**Tarefas a realizar:**
[a] De acordo com o texto sobre a escola para crianças cegas na Guiné-Bissau, quantos professores compõem o corpo docente?
[b] Prossiga o texto sobre a escola para crianças cegas na Guiné-Bissau a partir do ponto em que termina.
====== Texto para análise
Escola para crianças cegas na Guiné-Bissau desesperada com "dificuldades"
O pátio de uma casa no bairro de Cuntum, arredores de Bissau, é cada vez mais exíguo para albergar tantas crianças cegas que todos os dias procuram amparo e ensino formal na única escola para cegos da Guiné-Bissau.
© Getty Images
Mundo Guiné-Bissau
A casa é de Manuel Rodrigues, cego e fundador da Agrice (Associação Guineense de Reabilitação e Integração dos Cegos), que faleceu no passado dia 25 de maio, mas as crianças que lá se encontram são oriundas de famílias pobres de todas as partes da Guiné-Bissau.
Questionado pela Lusa sobre o número exato de crianças cegas que se encontram sob a responsabilidade da Agrice, Elísio Gomes, o diretor da escola, teve que puxar pela memória para se lembrar, disse o próprio, devido a "tantas dificuldades".
Após contagem e recontagem, perguntas aos colegas professores, Elísio Gomes lá acabou por indicar que a Agrice tem sob sua responsabilidade direta, 138 crianças, divididas entre os dois lares em Bissau (em Cuntum e Bissaguel) e um em Gabu, no leste.
O número é apenas de crianças internas nos três lares às quais a Agrice garante alojamento, alimentação, assistência médica e medicamentosa e ensino através da técnica de braile e de linguagem gestual para aquelas com visão parcial.
Além daquelas crianças, andam na escola Bengala Branca, da Agrice, cerca de 600 crianças portadoras de deficiências.
O fundador e patrono dos três lares morreu, mas o corpo docente, composto por 32 professores, pretende continuar a obra de Manuel Rodrigues para "ajudar as crianças a serem pessoas úteis à sociedade e que não vão pedir esmolas pelas ruas", observou Elísio Gomes.
Neste momento, o "sonho principal" de Manuel Rodrigues depara-se com tantas dificuldades" que o professor Elísio Gomes teme pelo futuro da ação social se não houver ajudas urgentes das autoridades guineenses e de parceiros internacionais.
============
====== Informação
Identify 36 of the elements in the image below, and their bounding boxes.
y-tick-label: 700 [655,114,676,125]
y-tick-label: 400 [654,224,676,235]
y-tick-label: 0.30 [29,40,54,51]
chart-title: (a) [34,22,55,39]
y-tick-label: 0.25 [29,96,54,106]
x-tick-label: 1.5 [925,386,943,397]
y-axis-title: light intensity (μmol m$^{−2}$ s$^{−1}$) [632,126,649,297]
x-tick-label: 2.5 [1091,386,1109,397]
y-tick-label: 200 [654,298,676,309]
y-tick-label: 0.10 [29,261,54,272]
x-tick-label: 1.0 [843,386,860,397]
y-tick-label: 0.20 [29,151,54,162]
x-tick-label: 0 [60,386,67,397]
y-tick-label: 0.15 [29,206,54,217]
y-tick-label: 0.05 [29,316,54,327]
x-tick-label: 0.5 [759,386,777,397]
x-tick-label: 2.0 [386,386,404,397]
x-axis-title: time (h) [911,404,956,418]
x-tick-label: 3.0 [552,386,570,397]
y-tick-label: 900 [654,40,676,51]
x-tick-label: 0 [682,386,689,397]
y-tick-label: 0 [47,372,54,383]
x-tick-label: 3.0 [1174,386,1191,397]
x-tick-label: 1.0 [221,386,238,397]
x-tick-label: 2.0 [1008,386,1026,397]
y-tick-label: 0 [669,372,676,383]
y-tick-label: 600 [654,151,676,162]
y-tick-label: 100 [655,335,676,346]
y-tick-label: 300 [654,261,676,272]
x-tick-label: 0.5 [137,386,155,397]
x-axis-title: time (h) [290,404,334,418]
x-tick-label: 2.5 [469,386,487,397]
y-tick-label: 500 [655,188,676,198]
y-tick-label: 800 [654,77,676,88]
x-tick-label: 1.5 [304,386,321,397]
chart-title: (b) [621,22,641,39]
============
**Resultados por ordem:**
[a] 32 professores.

[b]
Nos próximos tempos, a direção da Agrice vai endereçar cartas ao Presidente guineense, Umaro Sissoco Embalo, aos membros do Governo, às agências das Nações Unidas e às embaixadas para pedir ajuda.
A embaixada de Portugal em Bissau é a principal parceira da Agrice de quem Elísio Gomes explica que recebe ajuda financeira para a aquisição de combustíveis para as três carrinhas de transporte das crianças, a sua alimentação e pagamento de subsídio ao pessoal docente.
Com o início da pandemia do novo coronavirus, a ajuda portuguesa deixou de chegar à Agrice, o que transformou a vida no lar, que neste momento se resume à casa de Manuel Rodrigues, "ainda muito mais difícil", contou ainda Elísio Gomes.
No dia do falecimento de Manuel Rodrigues, o lar recebeu de pessoas singulares, em sinal de solidariedade, alguns apoios em géneros alimentícios, mas a direção teme que rapidamente essa ajuda desapareça.
De imediato a associação precisa de meios para continuar a alimentar as crianças, mas também clama por viaturas novas, já que as três existentes já estão velhas, por terem sido adquiridas há mais de 15 anos.
Elísio Gomes frisou que as crianças cegas só podem ser transportadas da escola para os lares de acolhimento em viaturas especiais.
E no futuro, Gomes disse à Lusa que a associação gostaria de construir uma casa de acolhimento junto à escola de Bissaguel, na zona de Safim, para aí agrupar todas as crianças que hoje utilizam a casa familiar de Manuel Rodrigues como o seu verdadeiro lar.
A família dessas crianças "simplesmente abandonaram-nas", lamenta-se o professor Elísio Gomes, afagando a cabeça a uma menina, de seis anos, que nasceu cega, mas que os pais nunca mais procuraram no lar de Cuntum.